Directions:
Lines that include the word "认真研究学科特点" are the ones to copy.
-- start Data shown --
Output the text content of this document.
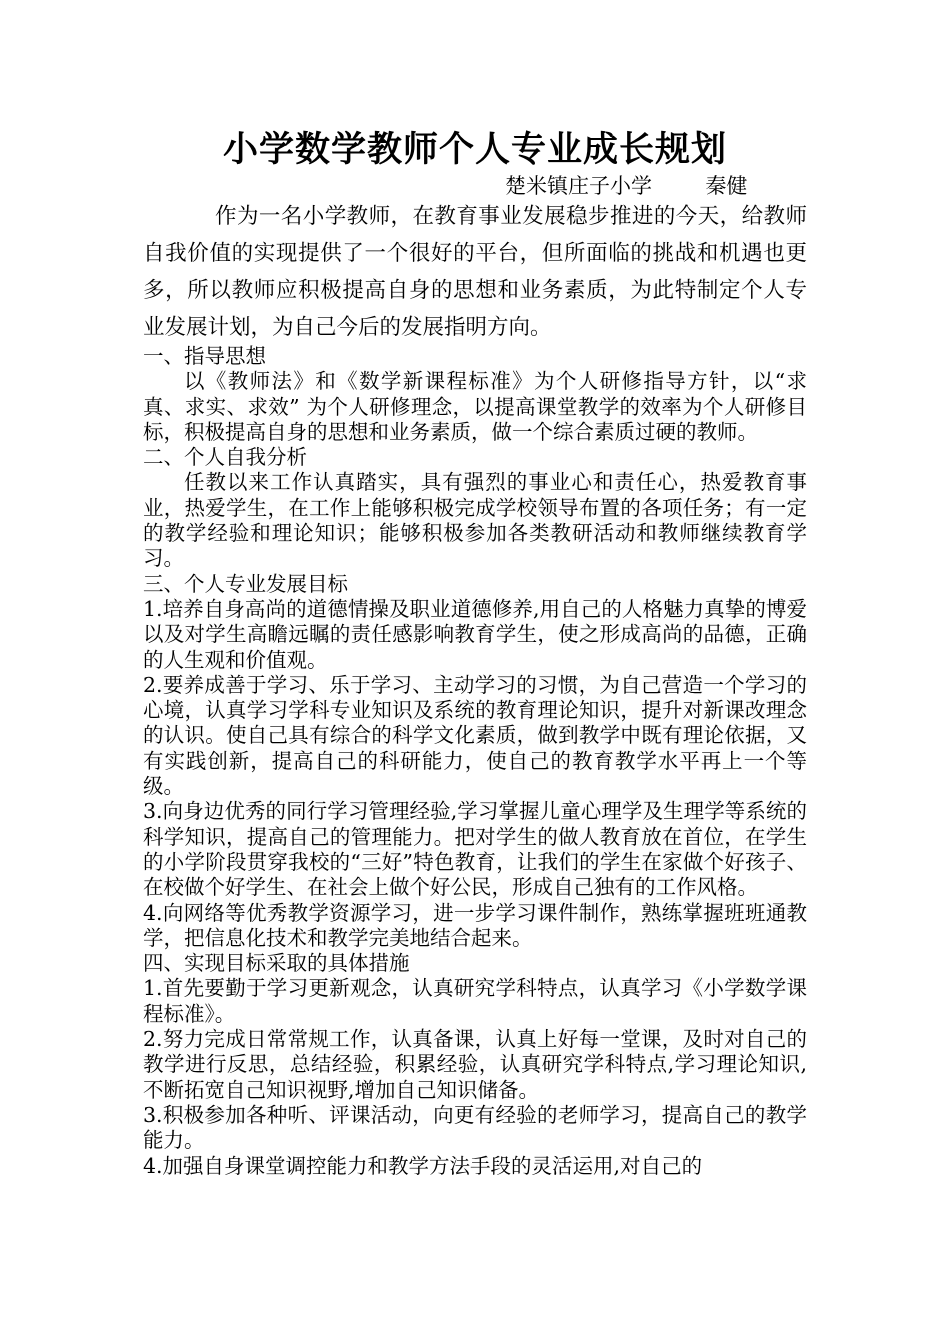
小学数学教师个人专业成长规划
楚米镇庄子小学        秦健

作为一名小学教师，在教育事业发展稳步推进的今天，给教师自我价值的实现提供了一个很好的平台，但所面临的挑战和机遇也更多，所以教师应积极提高自身的思想和业务素质，为此特制定个人专业发展计划，为自己今后的发展指明方向。

一、指导思想

以《教师法》和《数学新课程标准》为个人研修指导方针，以“求真、求实、求效” 为个人研修理念，以提高课堂教学的效率为个人研修目标，积极提高自身的思想和业务素质，做一个综合素质过硬的教师。

二、个人自我分析

任教以来工作认真踏实，具有强烈的事业心和责任心，热爱教育事业，热爱学生，在工作上能够积极完成学校领导布置的各项任务；有一定的教学经验和理论知识；能够积极参加各类教研活动和教师继续教育学习。

三、个人专业发展目标

1.培养自身高尚的道德情操及职业道德修养,用自己的人格魅力真挚的博爱以及对学生高瞻远瞩的责任感影响教育学生，使之形成高尚的品德，正确的人生观和价值观。

2.要养成善于学习、乐于学习、主动学习的习惯，为自己营造一个学习的心境，认真学习学科专业知识及系统的教育理论知识，提升对新课改理念的认识。使自己具有综合的科学文化素质，做到教学中既有理论依据，又有实践创新，提高自己的科研能力，使自己的教育教学水平再上一个等级。

3.向身边优秀的同行学习管理经验,学习掌握儿童心理学及生理学等系统的科学知识，提高自己的管理能力。把对学生的做人教育放在首位，在学生的小学阶段贯穿我校的“三好”特色教育，让我们的学生在家做个好孩子、在校做个好学生、在社会上做个好公民，形成自己独有的工作风格。

4.向网络等优秀教学资源学习，进一步学习课件制作，熟练掌握班班通教学，把信息化技术和教学完美地结合起来。

四、实现目标采取的具体措施

1.首先要勤于学习更新观念，认真研究学科特点，认真学习《小学数学课程标准》。

2.努力完成日常常规工作，认真备课，认真上好每一堂课，及时对自己的教学进行反思，总结经验，积累经验，认真研究学科特点,学习理论知识,不断拓宽自己知识视野,增加自己知识储备。

3.积极参加各种听、评课活动，向更有经验的老师学习，提高自己的教学能力。

4.加强自身课堂调控能力和教学方法手段的灵活运用,对自己的
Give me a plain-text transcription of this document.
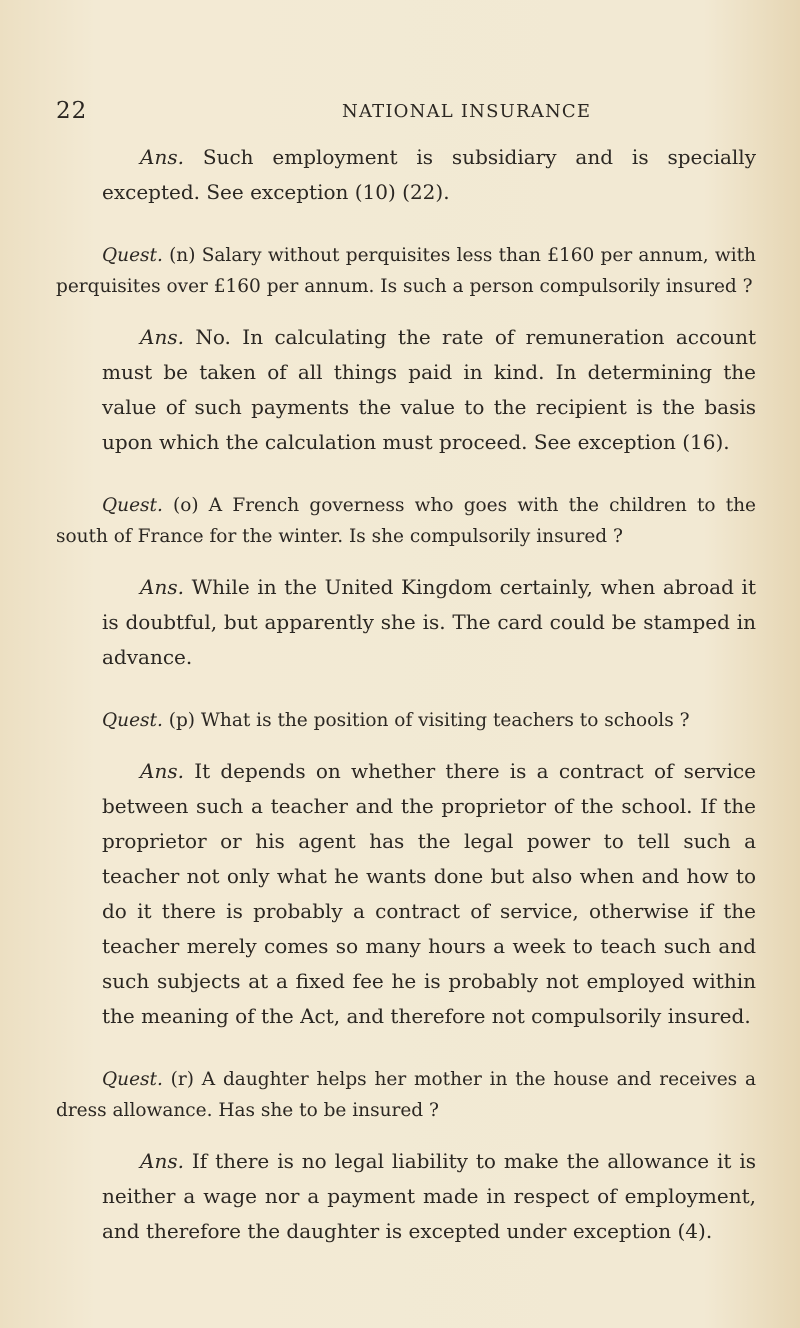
22	NATIONAL INSURANCE

Ans. Such employment is subsidiary and is specially excepted. See exception (10) (22).

Quest. (n) Salary without perquisites less than £160 per annum, with perquisites over £160 per annum. Is such a person compulsorily insured ?

Ans. No. In calculating the rate of remuneration account must be taken of all things paid in kind. In determining the value of such payments the value to the recipient is the basis upon which the calculation must proceed. See exception (16).

Quest. (o) A French governess who goes with the children to the south of France for the winter. Is she compulsorily insured ?

Ans. While in the United Kingdom certainly, when abroad it is doubtful, but apparently she is. The card could be stamped in advance.

Quest. (p) What is the position of visiting teachers to schools ?

Ans. It depends on whether there is a contract of service between such a teacher and the proprietor of the school. If the proprietor or his agent has the legal power to tell such a teacher not only what he wants done but also when and how to do it there is probably a contract of service, otherwise if the teacher merely comes so many hours a week to teach such and such subjects at a fixed fee he is probably not employed within the meaning of the Act, and therefore not compulsorily insured.

Quest. (r) A daughter helps her mother in the house and receives a dress allowance. Has she to be insured ?

Ans. If there is no legal liability to make the allowance it is neither a wage nor a payment made in respect of employment, and therefore the daughter is excepted under exception (4).
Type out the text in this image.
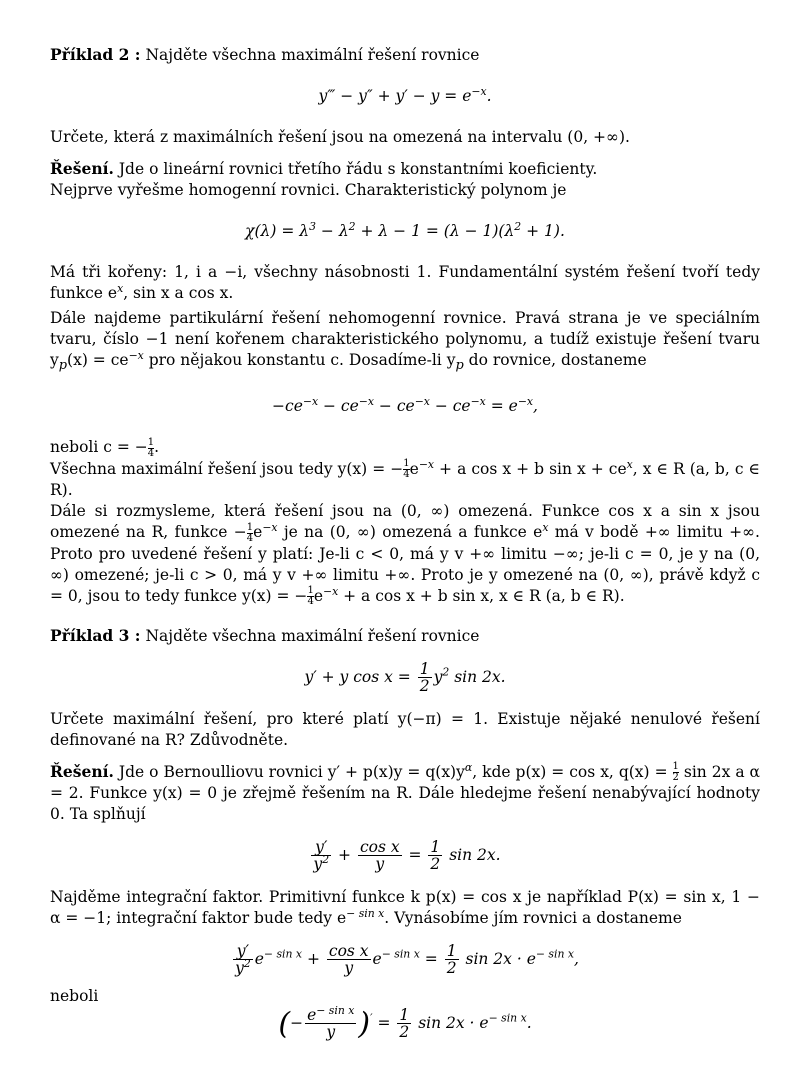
Příklad 2 : Najděte všechna maximální řešení rovnice

y‴ − $y'' + y' - y = e^{-x}$.

Určete, která z maximálních řešení jsou na omezená na intervalu (0, +∞).

Řešení. Jde o lineární rovnici třetího řádu s konstantními koeficienty.

Nejprve vyřešme homogenní rovnici. Charakteristický polynom je

$\chi(\lambda) = \lambda^3 - \lambda^2 + \lambda - 1 = (\lambda - 1)(\lambda^2 + 1)$.

Má tři kořeny: 1, i a −i, všechny násobnosti 1. Fundamentální systém řešení tvoří tedy funkce $e^x$, sin x a cos x.

Dále najdeme partikulární řešení nehomogenní rovnice. Pravá strana je ve speciálním tvaru, číslo −1 není kořenem charakteristického polynomu, a tudíž existuje řešení tvaru $y_p(x) = ce^{-x}$ pro nějakou konstantu c. Dosadíme-li $y_p$ do rovnice, dostaneme

$-ce^{-x} - ce^{-x} - ce^{-x} - ce^{-x} = e^{-x}$,

neboli c = − $\frac{1}{4}$ .

Všechna maximální řešení jsou tedy y(x) = − $\frac{1}{4} e^{-x} + a$ cos x + b $\sin x + ce^x$, x ∈ R (a, b, c ∈ R).

Dále si rozmysleme, která řešení jsou na (0, ∞) omezená. Funkce cos x a sin x jsou omezené na R, funkce − $\frac{1}{4} e^{-x}$ je na (0, ∞) omezená a funkce $e^x$ má v bodě +∞ limitu +∞. Proto pro uvedené řešení y platí: Je-li c < 0, má y v +∞ limitu −∞; je-li c = 0, je y na (0, ∞) omezené; je-li c > 0, má y v +∞ limitu +∞. Proto je y omezené na (0, ∞), právě když c = 0, jsou to tedy funkce y(x) = − $\frac{1}{4} e^{-x} + a$ cos x + b sin x, x ∈ R (a, b ∈ R).

Příklad 3 : Najděte všechna maximální řešení rovnice

y′ + y $\cos x = \frac{1}{2} y^2$ sin 2x.

Určete maximální řešení, pro které platí y(−π) = 1. Existuje nějaké nenulové řešení definované na R? Zdůvodněte.

Řešení. Jde o Bernoulliovu rovnici $y' + p(x)y = q(x)y^\alpha$, kde p(x) = cos x, $q(x) = \frac{1}{2}$ sin 2x a α = 2. Funkce y(x) = 0 je zřejmě řešením na R. Dále hledejme řešení nenabývající hodnoty 0. Ta splňují

$\frac{y'}{y^2} + \frac{\text{cos x}}{y} = \frac{1}{2}$ sin 2x.

Najděme integrační faktor. Primitivní funkce k p(x) = cos x je například P(x) = sin x, 1 − α = −1; integrační faktor bude tedy $e^{- sin x}$. Vynásobíme jím rovnici a dostaneme

$\frac{y'}{y^2} e^{- sin x} + \frac{\text{cos x}}{y} e^{- sin x} = \frac{1}{2}$ $\sin 2x \cdot e^{- sin x}$,

neboli

(− $\frac{e^{- sin x}}{y} )' = \frac{1}{2}$ $\sin 2x \cdot e^{- sin x}$.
-- end Data shown --
Result for this exercise:
1.首先要勤于学习更新观念，认真研究学科特点，认真学习《小学数学课程标准》。
2.努力完成日常常规工作，认真备课，认真上好每一堂课，及时对自己的教学进行反思，总结经验，积累经验，认真研究学科特点,学习理论知识,不断拓宽自己知识视野,增加自己知识储备。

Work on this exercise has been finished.